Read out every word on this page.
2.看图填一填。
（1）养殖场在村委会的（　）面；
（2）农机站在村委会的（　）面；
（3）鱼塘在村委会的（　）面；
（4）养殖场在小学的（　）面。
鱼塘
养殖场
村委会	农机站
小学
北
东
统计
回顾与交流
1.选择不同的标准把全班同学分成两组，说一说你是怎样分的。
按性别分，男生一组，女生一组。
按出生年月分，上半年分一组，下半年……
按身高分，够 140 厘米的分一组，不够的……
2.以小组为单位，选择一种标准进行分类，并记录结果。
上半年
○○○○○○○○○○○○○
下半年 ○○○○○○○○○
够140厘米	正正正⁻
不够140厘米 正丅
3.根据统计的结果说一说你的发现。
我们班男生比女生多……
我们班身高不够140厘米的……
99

══════════════════════════════

Aim of the task » Return the full listing, character for character.

Correct output »
Read out every word on this page.
2.看图填一填。
（1）养殖场在村委会的（　）面；
（2）农机站在村委会的（　）面；
（3）鱼塘在村委会的（　）面；
（4）养殖场在小学的（　）面。
鱼塘
养殖场
村委会	农机站
小学
北
东
统计
回顾与交流
1.选择不同的标准把全班同学分成两组，说一说你是怎样分的。
按性别分，男生一组，女生一组。
按出生年月分，上半年分一组，下半年……
按身高分，够 140 厘米的分一组，不够的……
2.以小组为单位，选择一种标准进行分类，并记录结果。
上半年
○○○○○○○○○○○○○
下半年 ○○○○○○○○○
够140厘米	正正正⁻
不够140厘米 正丅
3.根据统计的结果说一说你的发现。
我们班男生比女生多……
我们班身高不够140厘米的……
99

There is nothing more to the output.